# Written request
Filter the data for lines with the word "update", then copy every line so identified.
★ ★ ★ ★ ★
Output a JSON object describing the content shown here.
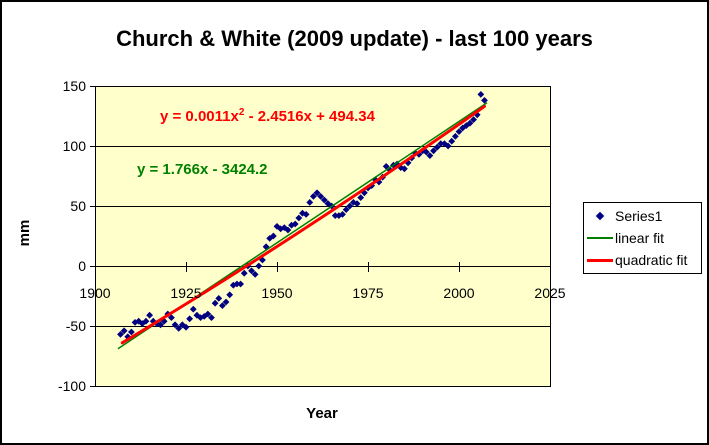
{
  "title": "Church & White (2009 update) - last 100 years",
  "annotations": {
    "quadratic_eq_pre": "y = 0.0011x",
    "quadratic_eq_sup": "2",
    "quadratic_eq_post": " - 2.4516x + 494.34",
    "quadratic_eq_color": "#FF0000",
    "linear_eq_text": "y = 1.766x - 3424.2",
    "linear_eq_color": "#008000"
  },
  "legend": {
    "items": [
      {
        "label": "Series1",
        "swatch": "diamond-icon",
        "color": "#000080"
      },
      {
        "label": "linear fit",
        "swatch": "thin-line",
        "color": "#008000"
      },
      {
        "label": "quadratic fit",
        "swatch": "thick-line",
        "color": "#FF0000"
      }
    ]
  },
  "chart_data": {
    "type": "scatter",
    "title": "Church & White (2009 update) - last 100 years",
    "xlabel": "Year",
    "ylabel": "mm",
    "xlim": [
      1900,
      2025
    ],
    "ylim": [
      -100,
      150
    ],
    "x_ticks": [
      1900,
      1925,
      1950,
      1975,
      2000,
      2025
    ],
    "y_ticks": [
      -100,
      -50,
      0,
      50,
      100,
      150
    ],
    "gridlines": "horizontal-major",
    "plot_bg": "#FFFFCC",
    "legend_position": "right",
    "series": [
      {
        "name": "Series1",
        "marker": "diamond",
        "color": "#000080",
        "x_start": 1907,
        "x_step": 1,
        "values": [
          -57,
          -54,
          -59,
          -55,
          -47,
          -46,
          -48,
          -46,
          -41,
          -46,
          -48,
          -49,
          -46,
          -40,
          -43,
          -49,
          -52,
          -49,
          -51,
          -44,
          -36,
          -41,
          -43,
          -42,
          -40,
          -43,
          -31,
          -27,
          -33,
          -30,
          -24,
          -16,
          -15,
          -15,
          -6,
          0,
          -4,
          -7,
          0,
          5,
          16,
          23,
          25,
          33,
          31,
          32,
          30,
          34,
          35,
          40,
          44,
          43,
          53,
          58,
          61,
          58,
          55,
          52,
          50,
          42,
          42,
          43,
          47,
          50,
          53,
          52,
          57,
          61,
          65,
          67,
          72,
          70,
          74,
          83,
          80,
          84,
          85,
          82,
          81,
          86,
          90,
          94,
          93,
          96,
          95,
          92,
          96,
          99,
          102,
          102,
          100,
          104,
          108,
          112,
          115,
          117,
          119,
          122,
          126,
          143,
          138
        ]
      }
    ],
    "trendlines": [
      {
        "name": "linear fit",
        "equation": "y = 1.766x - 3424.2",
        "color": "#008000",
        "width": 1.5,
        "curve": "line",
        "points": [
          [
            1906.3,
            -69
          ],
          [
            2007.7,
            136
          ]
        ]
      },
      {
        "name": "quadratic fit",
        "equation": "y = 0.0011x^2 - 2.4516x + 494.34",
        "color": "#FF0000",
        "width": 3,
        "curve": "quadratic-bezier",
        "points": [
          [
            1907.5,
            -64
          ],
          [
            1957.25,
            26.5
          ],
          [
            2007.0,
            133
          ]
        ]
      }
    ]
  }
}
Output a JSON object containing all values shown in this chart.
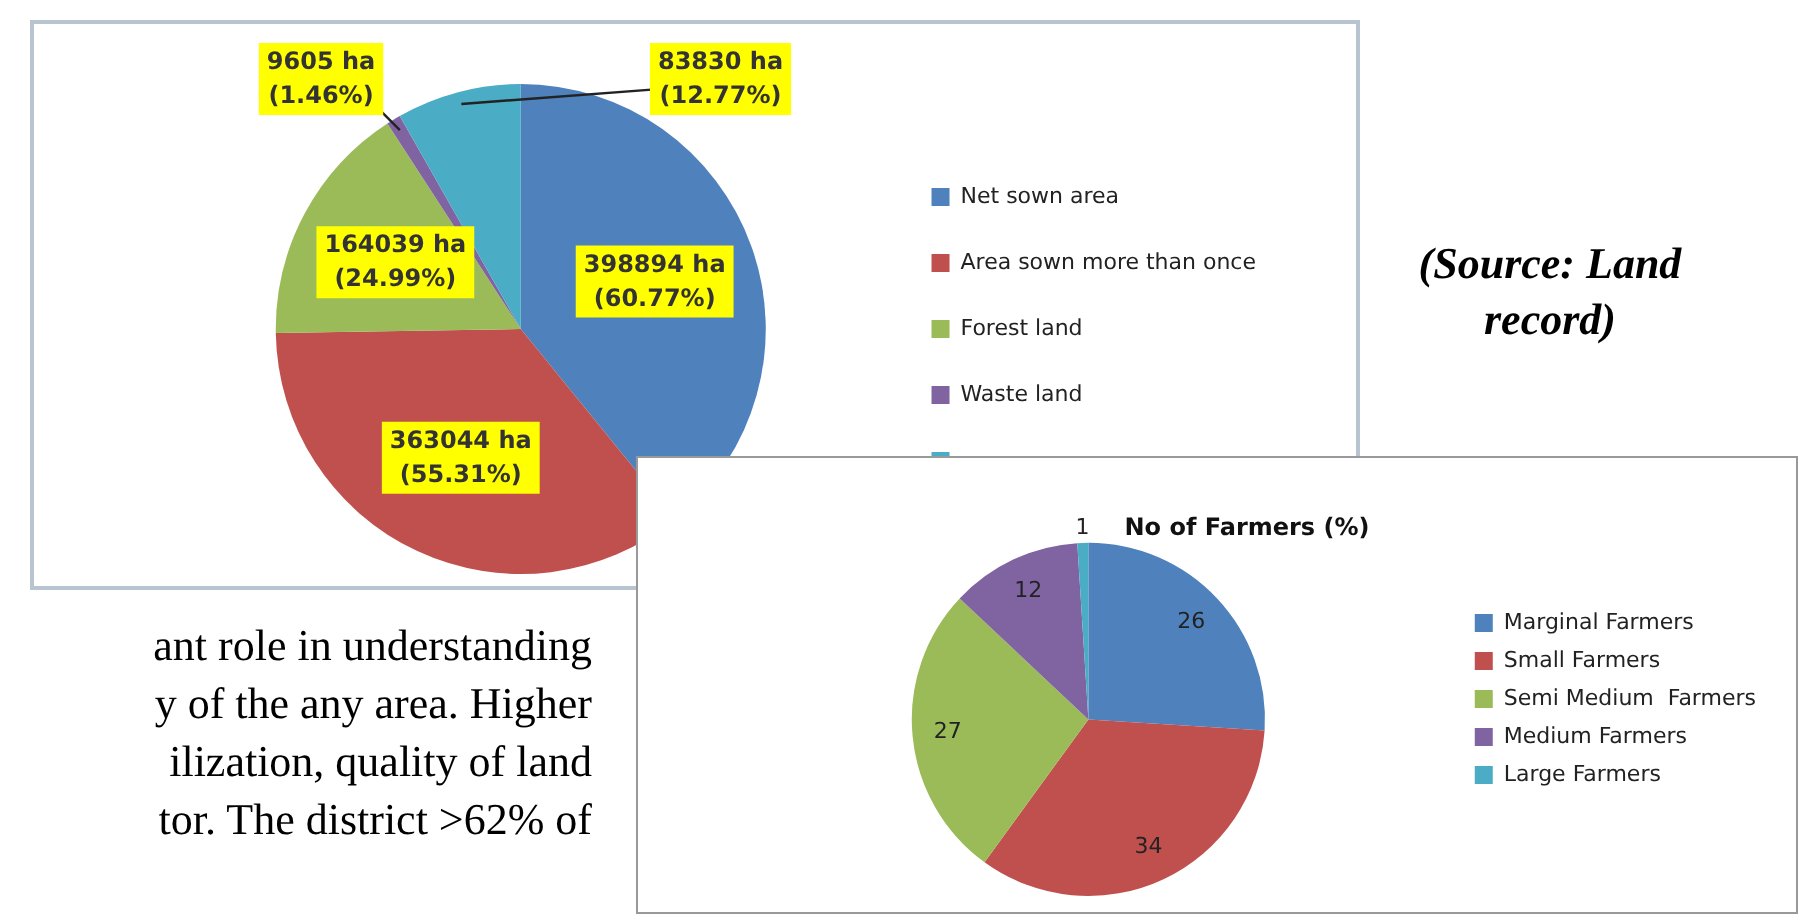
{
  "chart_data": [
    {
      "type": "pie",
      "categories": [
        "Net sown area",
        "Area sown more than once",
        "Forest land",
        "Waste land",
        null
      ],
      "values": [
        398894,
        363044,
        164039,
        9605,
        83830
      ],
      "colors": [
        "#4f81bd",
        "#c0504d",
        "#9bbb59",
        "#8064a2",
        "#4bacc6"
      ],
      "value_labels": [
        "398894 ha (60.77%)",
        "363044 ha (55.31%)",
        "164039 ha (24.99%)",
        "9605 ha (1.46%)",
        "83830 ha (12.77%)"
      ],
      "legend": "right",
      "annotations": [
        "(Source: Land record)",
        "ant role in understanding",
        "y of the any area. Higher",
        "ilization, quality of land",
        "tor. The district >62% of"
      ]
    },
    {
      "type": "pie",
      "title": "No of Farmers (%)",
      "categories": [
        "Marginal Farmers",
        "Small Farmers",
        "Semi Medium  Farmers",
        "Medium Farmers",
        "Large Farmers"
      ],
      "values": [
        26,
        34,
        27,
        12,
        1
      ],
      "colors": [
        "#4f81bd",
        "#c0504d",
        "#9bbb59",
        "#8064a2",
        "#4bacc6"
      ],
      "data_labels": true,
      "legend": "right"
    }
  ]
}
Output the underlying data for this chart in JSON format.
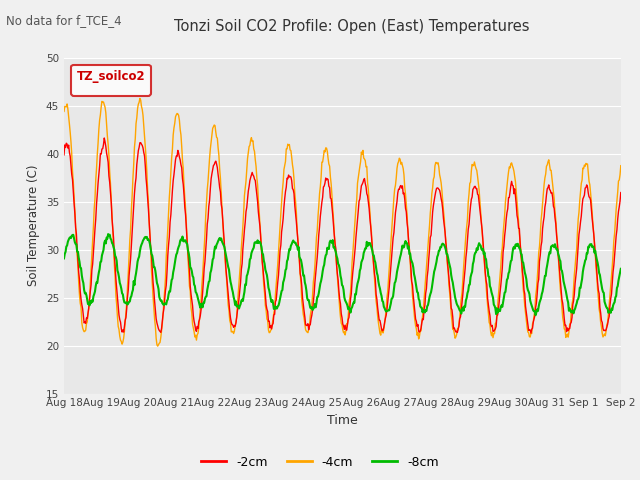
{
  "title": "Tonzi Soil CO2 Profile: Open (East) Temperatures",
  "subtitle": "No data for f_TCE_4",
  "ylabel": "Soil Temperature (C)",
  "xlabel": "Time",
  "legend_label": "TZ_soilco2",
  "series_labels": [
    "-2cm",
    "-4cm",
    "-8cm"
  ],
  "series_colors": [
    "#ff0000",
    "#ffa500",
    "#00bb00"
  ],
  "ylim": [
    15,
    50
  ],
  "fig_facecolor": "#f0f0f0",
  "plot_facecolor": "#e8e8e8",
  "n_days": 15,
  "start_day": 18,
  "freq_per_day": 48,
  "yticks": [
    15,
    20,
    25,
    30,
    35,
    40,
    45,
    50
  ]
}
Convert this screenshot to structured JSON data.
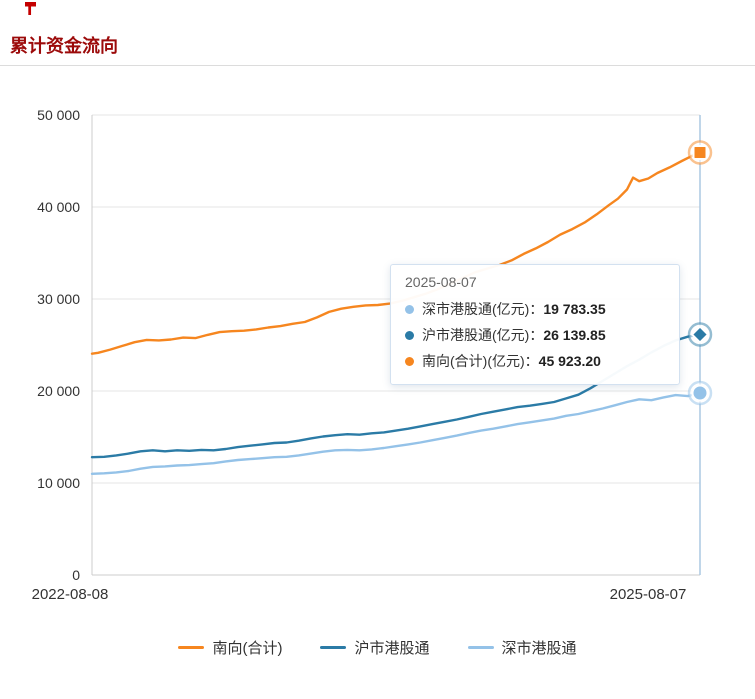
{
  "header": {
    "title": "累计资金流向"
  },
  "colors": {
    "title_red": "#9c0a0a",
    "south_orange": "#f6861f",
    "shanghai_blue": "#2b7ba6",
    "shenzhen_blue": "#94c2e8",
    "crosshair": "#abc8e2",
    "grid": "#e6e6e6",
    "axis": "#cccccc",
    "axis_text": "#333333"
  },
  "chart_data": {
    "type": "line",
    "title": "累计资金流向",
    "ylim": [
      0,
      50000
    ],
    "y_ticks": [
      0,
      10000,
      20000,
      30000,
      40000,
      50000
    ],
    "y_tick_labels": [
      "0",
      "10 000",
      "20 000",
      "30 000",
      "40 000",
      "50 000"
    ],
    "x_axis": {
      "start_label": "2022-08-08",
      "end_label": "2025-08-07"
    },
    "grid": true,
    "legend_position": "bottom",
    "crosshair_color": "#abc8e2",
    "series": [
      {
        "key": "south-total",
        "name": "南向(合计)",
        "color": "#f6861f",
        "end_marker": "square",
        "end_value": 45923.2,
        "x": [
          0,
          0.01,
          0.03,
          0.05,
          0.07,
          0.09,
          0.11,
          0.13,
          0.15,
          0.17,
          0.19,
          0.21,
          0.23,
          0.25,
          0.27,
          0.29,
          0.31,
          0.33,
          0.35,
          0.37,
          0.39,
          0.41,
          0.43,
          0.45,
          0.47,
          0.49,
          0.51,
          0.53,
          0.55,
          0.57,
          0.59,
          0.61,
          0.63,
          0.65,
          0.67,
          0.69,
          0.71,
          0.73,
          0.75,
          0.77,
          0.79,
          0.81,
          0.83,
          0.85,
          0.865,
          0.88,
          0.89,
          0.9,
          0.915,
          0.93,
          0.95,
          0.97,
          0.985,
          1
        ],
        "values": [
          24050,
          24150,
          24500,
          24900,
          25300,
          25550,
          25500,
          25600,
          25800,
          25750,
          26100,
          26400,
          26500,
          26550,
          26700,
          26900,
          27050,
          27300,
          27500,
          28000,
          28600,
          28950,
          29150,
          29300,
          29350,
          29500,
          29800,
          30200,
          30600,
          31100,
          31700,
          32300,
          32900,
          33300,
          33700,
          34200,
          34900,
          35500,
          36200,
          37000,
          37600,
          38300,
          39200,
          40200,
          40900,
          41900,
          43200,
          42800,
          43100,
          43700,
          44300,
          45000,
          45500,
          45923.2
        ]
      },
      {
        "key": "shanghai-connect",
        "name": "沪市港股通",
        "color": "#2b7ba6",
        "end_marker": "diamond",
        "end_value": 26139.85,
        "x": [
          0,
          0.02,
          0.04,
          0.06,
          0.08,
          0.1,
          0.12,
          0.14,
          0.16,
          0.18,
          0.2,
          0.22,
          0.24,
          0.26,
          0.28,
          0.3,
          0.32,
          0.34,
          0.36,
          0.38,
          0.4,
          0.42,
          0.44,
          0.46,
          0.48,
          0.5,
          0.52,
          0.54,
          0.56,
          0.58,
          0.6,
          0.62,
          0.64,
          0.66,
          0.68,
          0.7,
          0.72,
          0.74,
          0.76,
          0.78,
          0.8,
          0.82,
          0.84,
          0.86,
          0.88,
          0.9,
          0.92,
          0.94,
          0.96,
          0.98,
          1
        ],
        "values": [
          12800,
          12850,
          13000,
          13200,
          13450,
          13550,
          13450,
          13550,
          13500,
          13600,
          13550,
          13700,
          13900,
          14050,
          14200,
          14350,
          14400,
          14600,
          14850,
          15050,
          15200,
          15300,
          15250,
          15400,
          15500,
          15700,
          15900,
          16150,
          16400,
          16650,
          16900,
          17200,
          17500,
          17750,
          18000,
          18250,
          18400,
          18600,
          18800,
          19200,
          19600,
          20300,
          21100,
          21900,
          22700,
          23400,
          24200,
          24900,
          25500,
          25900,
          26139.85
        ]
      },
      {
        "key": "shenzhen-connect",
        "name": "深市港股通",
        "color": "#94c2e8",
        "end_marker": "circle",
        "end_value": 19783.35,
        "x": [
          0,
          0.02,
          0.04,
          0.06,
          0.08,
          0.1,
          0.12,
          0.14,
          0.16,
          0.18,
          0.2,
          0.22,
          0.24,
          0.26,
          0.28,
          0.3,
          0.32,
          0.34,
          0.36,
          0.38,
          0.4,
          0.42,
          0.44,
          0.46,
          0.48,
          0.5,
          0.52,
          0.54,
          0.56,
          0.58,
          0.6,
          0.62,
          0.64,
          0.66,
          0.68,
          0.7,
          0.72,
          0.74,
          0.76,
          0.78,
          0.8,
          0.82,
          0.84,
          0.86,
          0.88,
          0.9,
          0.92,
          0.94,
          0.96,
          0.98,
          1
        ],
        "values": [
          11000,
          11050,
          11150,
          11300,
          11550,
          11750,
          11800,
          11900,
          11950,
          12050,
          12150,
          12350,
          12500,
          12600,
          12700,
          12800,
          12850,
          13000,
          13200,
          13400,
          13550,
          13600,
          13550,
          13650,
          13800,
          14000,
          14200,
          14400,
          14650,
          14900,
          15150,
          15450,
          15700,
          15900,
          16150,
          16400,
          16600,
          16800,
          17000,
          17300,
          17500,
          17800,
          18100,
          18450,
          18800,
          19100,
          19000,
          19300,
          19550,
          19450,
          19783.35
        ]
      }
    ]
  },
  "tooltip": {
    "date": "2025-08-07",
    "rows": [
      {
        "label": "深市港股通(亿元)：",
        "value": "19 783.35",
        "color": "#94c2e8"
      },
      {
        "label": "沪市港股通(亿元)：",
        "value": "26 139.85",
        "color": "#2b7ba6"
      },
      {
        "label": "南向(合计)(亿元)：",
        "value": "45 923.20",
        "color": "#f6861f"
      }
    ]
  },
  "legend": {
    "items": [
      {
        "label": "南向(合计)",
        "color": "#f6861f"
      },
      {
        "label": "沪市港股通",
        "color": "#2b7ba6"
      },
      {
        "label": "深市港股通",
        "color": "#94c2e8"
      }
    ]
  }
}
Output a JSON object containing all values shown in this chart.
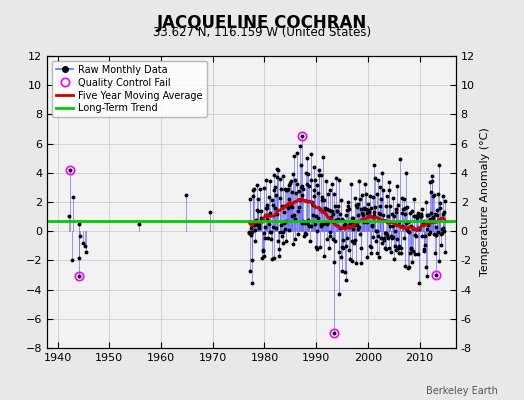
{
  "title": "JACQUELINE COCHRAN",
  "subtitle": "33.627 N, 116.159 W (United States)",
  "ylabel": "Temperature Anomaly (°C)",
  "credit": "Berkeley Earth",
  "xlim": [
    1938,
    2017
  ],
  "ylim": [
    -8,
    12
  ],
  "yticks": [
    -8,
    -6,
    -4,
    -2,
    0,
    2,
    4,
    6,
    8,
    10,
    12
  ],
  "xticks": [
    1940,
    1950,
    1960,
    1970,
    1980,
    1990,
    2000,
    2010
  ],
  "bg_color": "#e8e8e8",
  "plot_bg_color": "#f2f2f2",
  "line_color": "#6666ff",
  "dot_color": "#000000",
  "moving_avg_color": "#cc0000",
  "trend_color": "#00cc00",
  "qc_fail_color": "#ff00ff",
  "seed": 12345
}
★ ★ ★ ★ ★
# Reply to the task
  "title": "Church & White (2009 update) - last 100 years",
    "title": "Church & White (2009 update) - last 100 years",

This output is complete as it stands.